== Problem description ==
Return every entry exactly as written.

== Information shown ==
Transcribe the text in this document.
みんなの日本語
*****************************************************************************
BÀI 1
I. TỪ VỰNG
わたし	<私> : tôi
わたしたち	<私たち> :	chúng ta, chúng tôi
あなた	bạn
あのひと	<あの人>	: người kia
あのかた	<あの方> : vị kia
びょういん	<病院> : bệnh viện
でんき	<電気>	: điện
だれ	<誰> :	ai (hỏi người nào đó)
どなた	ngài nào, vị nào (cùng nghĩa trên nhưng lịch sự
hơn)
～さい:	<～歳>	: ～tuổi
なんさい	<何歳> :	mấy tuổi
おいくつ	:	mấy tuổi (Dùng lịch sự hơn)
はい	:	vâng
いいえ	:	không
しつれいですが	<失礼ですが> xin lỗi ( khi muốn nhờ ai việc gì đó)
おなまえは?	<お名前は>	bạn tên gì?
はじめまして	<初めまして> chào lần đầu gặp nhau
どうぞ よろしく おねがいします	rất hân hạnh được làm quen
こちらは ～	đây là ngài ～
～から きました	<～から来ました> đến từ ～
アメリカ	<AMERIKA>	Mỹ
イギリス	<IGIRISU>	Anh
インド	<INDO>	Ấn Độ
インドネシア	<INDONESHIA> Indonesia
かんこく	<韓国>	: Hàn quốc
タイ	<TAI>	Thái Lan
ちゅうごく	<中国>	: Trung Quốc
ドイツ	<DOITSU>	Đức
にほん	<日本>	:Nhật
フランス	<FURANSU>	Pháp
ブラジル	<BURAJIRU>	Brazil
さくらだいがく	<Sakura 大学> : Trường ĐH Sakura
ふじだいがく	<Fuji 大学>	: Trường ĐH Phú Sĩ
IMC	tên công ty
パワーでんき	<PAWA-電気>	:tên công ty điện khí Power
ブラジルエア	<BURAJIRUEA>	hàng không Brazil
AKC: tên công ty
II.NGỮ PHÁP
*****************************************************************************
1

== Correct result ==
Transcribe the text in this document.
みんなの日本語
*****************************************************************************
BÀI 1
I. TỪ VỰNG
わたし	<私> : tôi
わたしたち	<私たち> :	chúng ta, chúng tôi
あなた	bạn
あのひと	<あの人>	: người kia
あのかた	<あの方> : vị kia
びょういん	<病院> : bệnh viện
でんき	<電気>	: điện
だれ	<誰> :	ai (hỏi người nào đó)
どなた	ngài nào, vị nào (cùng nghĩa trên nhưng lịch sự
hơn)
～さい:	<～歳>	: ～tuổi
なんさい	<何歳> :	mấy tuổi
おいくつ	:	mấy tuổi (Dùng lịch sự hơn)
はい	:	vâng
いいえ	:	không
しつれいですが	<失礼ですが> xin lỗi ( khi muốn nhờ ai việc gì đó)
おなまえは?	<お名前は>	bạn tên gì?
はじめまして	<初めまして> chào lần đầu gặp nhau
どうぞ よろしく おねがいします	rất hân hạnh được làm quen
こちらは ～	đây là ngài ～
～から きました	<～から来ました> đến từ ～
アメリカ	<AMERIKA>	Mỹ
イギリス	<IGIRISU>	Anh
インド	<INDO>	Ấn Độ
インドネシア	<INDONESHIA> Indonesia
かんこく	<韓国>	: Hàn quốc
タイ	<TAI>	Thái Lan
ちゅうごく	<中国>	: Trung Quốc
ドイツ	<DOITSU>	Đức
にほん	<日本>	:Nhật
フランス	<FURANSU>	Pháp
ブラジル	<BURAJIRU>	Brazil
さくらだいがく	<Sakura 大学> : Trường ĐH Sakura
ふじだいがく	<Fuji 大学>	: Trường ĐH Phú Sĩ
IMC	tên công ty
パワーでんき	<PAWA-電気>	:tên công ty điện khí Power
ブラジルエア	<BURAJIRUEA>	hàng không Brazil
AKC: tên công ty
II.NGỮ PHÁP
*****************************************************************************
1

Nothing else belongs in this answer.